Figure data in JSON
*-*-*

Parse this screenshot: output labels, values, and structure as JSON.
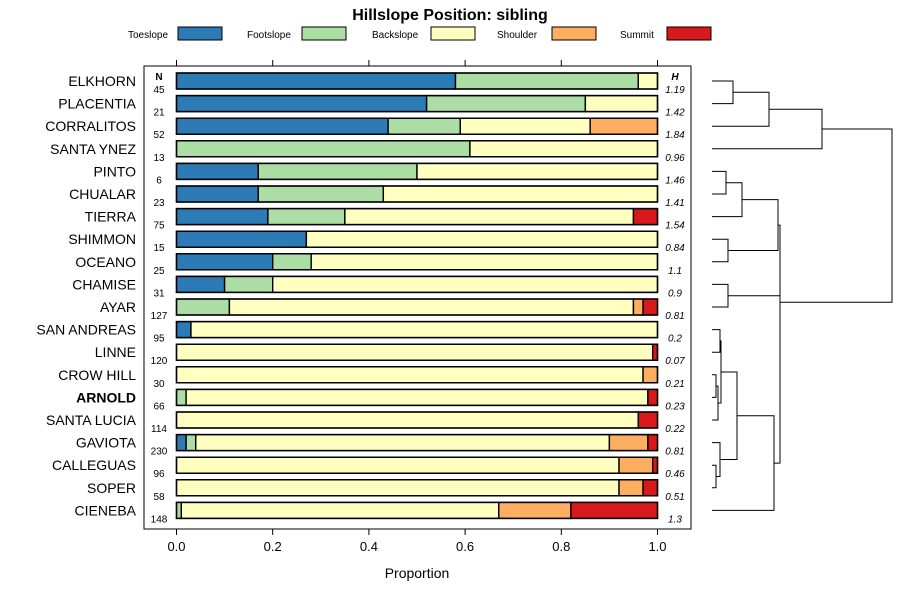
{
  "chart_data": {
    "type": "bar",
    "orientation": "horizontal",
    "stacked": true,
    "title": "Hillslope Position: sibling",
    "xlabel": "Proportion",
    "ylabel": "",
    "xlim": [
      0,
      1
    ],
    "x_ticks": [
      "0.0",
      "0.2",
      "0.4",
      "0.6",
      "0.8",
      "1.0"
    ],
    "x_tick_values": [
      0,
      0.2,
      0.4,
      0.6,
      0.8,
      1.0
    ],
    "n_header": "N",
    "h_header": "H",
    "highlight_category": "ARNOLD",
    "legend": [
      {
        "name": "Toeslope",
        "color": "#2c7bb6"
      },
      {
        "name": "Footslope",
        "color": "#abdda4"
      },
      {
        "name": "Backslope",
        "color": "#ffffbf"
      },
      {
        "name": "Shoulder",
        "color": "#fdae61"
      },
      {
        "name": "Summit",
        "color": "#d7191c"
      }
    ],
    "categories": [
      "ELKHORN",
      "PLACENTIA",
      "CORRALITOS",
      "SANTA YNEZ",
      "PINTO",
      "CHUALAR",
      "TIERRA",
      "SHIMMON",
      "OCEANO",
      "CHAMISE",
      "AYAR",
      "SAN ANDREAS",
      "LINNE",
      "CROW HILL",
      "ARNOLD",
      "SANTA LUCIA",
      "GAVIOTA",
      "CALLEGUAS",
      "SOPER",
      "CIENEBA"
    ],
    "n": [
      "45",
      "21",
      "52",
      "13",
      "6",
      "23",
      "75",
      "15",
      "25",
      "31",
      "127",
      "95",
      "120",
      "30",
      "66",
      "114",
      "230",
      "96",
      "58",
      "148"
    ],
    "h": [
      "1.19",
      "1.42",
      "1.84",
      "0.96",
      "1.46",
      "1.41",
      "1.54",
      "0.84",
      "1.1",
      "0.9",
      "0.81",
      "0.2",
      "0.07",
      "0.21",
      "0.23",
      "0.22",
      "0.81",
      "0.46",
      "0.51",
      "1.3"
    ],
    "series": [
      {
        "name": "Toeslope",
        "values": [
          0.58,
          0.52,
          0.44,
          0,
          0.17,
          0.17,
          0.19,
          0.27,
          0.2,
          0.1,
          0,
          0.03,
          0,
          0,
          0,
          0,
          0.02,
          0,
          0,
          0
        ]
      },
      {
        "name": "Footslope",
        "values": [
          0.38,
          0.33,
          0.15,
          0.61,
          0.33,
          0.26,
          0.16,
          0,
          0.08,
          0.1,
          0.11,
          0,
          0,
          0,
          0.02,
          0,
          0.02,
          0,
          0,
          0.01
        ]
      },
      {
        "name": "Backslope",
        "values": [
          0.04,
          0.15,
          0.27,
          0.39,
          0.5,
          0.57,
          0.6,
          0.73,
          0.72,
          0.8,
          0.84,
          0.97,
          0.99,
          0.97,
          0.96,
          0.96,
          0.86,
          0.92,
          0.92,
          0.66
        ]
      },
      {
        "name": "Shoulder",
        "values": [
          0,
          0,
          0.14,
          0,
          0,
          0,
          0,
          0,
          0,
          0,
          0.02,
          0,
          0,
          0.03,
          0,
          0,
          0.08,
          0.07,
          0.05,
          0.15
        ]
      },
      {
        "name": "Summit",
        "values": [
          0,
          0,
          0,
          0,
          0,
          0,
          0.05,
          0,
          0,
          0,
          0.03,
          0,
          0.01,
          0,
          0.02,
          0.04,
          0.02,
          0.01,
          0.03,
          0.18
        ]
      }
    ]
  }
}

*-*-*

▶ What you need to do: Repeat the material above verbatim, with no pictures in the output.

▶ Solution to this problem:
Parse this screenshot: output labels, values, and structure as JSON.
{
  "chart_data": {
    "type": "bar",
    "orientation": "horizontal",
    "stacked": true,
    "title": "Hillslope Position: sibling",
    "xlabel": "Proportion",
    "ylabel": "",
    "xlim": [
      0,
      1
    ],
    "x_ticks": [
      "0.0",
      "0.2",
      "0.4",
      "0.6",
      "0.8",
      "1.0"
    ],
    "x_tick_values": [
      0,
      0.2,
      0.4,
      0.6,
      0.8,
      1.0
    ],
    "n_header": "N",
    "h_header": "H",
    "highlight_category": "ARNOLD",
    "legend": [
      {
        "name": "Toeslope",
        "color": "#2c7bb6"
      },
      {
        "name": "Footslope",
        "color": "#abdda4"
      },
      {
        "name": "Backslope",
        "color": "#ffffbf"
      },
      {
        "name": "Shoulder",
        "color": "#fdae61"
      },
      {
        "name": "Summit",
        "color": "#d7191c"
      }
    ],
    "categories": [
      "ELKHORN",
      "PLACENTIA",
      "CORRALITOS",
      "SANTA YNEZ",
      "PINTO",
      "CHUALAR",
      "TIERRA",
      "SHIMMON",
      "OCEANO",
      "CHAMISE",
      "AYAR",
      "SAN ANDREAS",
      "LINNE",
      "CROW HILL",
      "ARNOLD",
      "SANTA LUCIA",
      "GAVIOTA",
      "CALLEGUAS",
      "SOPER",
      "CIENEBA"
    ],
    "n": [
      "45",
      "21",
      "52",
      "13",
      "6",
      "23",
      "75",
      "15",
      "25",
      "31",
      "127",
      "95",
      "120",
      "30",
      "66",
      "114",
      "230",
      "96",
      "58",
      "148"
    ],
    "h": [
      "1.19",
      "1.42",
      "1.84",
      "0.96",
      "1.46",
      "1.41",
      "1.54",
      "0.84",
      "1.1",
      "0.9",
      "0.81",
      "0.2",
      "0.07",
      "0.21",
      "0.23",
      "0.22",
      "0.81",
      "0.46",
      "0.51",
      "1.3"
    ],
    "series": [
      {
        "name": "Toeslope",
        "values": [
          0.58,
          0.52,
          0.44,
          0,
          0.17,
          0.17,
          0.19,
          0.27,
          0.2,
          0.1,
          0,
          0.03,
          0,
          0,
          0,
          0,
          0.02,
          0,
          0,
          0
        ]
      },
      {
        "name": "Footslope",
        "values": [
          0.38,
          0.33,
          0.15,
          0.61,
          0.33,
          0.26,
          0.16,
          0,
          0.08,
          0.1,
          0.11,
          0,
          0,
          0,
          0.02,
          0,
          0.02,
          0,
          0,
          0.01
        ]
      },
      {
        "name": "Backslope",
        "values": [
          0.04,
          0.15,
          0.27,
          0.39,
          0.5,
          0.57,
          0.6,
          0.73,
          0.72,
          0.8,
          0.84,
          0.97,
          0.99,
          0.97,
          0.96,
          0.96,
          0.86,
          0.92,
          0.92,
          0.66
        ]
      },
      {
        "name": "Shoulder",
        "values": [
          0,
          0,
          0.14,
          0,
          0,
          0,
          0,
          0,
          0,
          0,
          0.02,
          0,
          0,
          0.03,
          0,
          0,
          0.08,
          0.07,
          0.05,
          0.15
        ]
      },
      {
        "name": "Summit",
        "values": [
          0,
          0,
          0,
          0,
          0,
          0,
          0.05,
          0,
          0,
          0,
          0.03,
          0,
          0.01,
          0,
          0.02,
          0.04,
          0.02,
          0.01,
          0.03,
          0.18
        ]
      }
    ]
  }
}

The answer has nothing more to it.